Leave out the pictures and repeat the rest of the material exactly.

-- START OF ROWS --

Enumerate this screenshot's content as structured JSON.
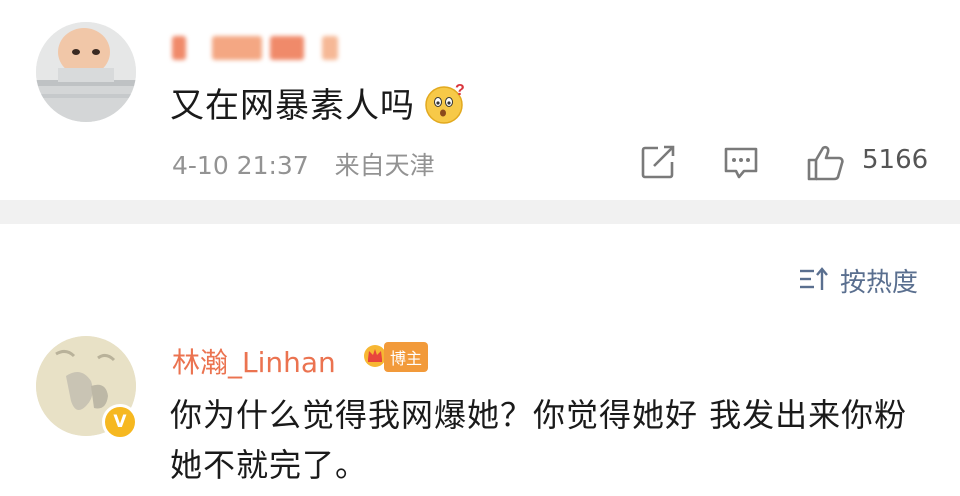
{
  "post": {
    "text": "又在网暴素人吗",
    "emoji": "surprised-emoji",
    "date": "4-10 21:37",
    "location": "来自天津",
    "like_count": "5166"
  },
  "sort": {
    "label": "按热度"
  },
  "reply": {
    "username": "林瀚_Linhan",
    "badge_label": "博主",
    "text": "你为什么觉得我网爆她？你觉得她好 我发出来你粉她不就完了。"
  },
  "colors": {
    "username_orange": "#eb7350",
    "sort_blue": "#5a6f8f",
    "meta_gray": "#939393",
    "divider": "#f1f1f1",
    "verify_yellow": "#f6b820"
  }
}
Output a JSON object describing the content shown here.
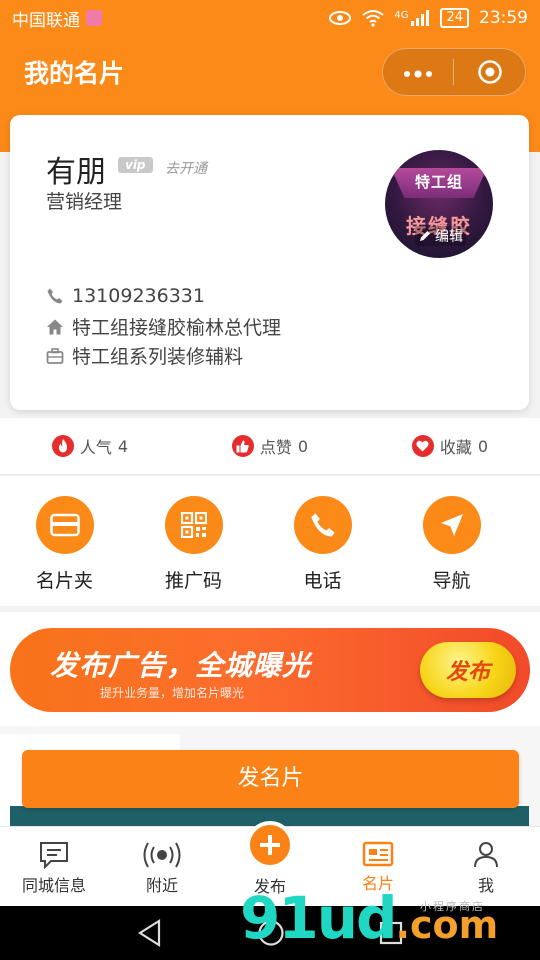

-- END OF ROWS --

EXERCISE RESPONSE:
Enumerate this screenshot's content as structured JSON.
{
  "post": {
    "text": "又在网暴素人吗",
    "emoji": "surprised-emoji",
    "date": "4-10 21:37",
    "location": "来自天津",
    "like_count": "5166"
  },
  "sort": {
    "label": "按热度"
  },
  "reply": {
    "username": "林瀚_Linhan",
    "badge_label": "博主",
    "text": "你为什么觉得我网爆她？你觉得她好 我发出来你粉她不就完了。"
  },
  "colors": {
    "username_orange": "#eb7350",
    "sort_blue": "#5a6f8f",
    "meta_gray": "#939393",
    "divider": "#f1f1f1",
    "verify_yellow": "#f6b820"
  }
}
Output a JSON object describing the content shown here.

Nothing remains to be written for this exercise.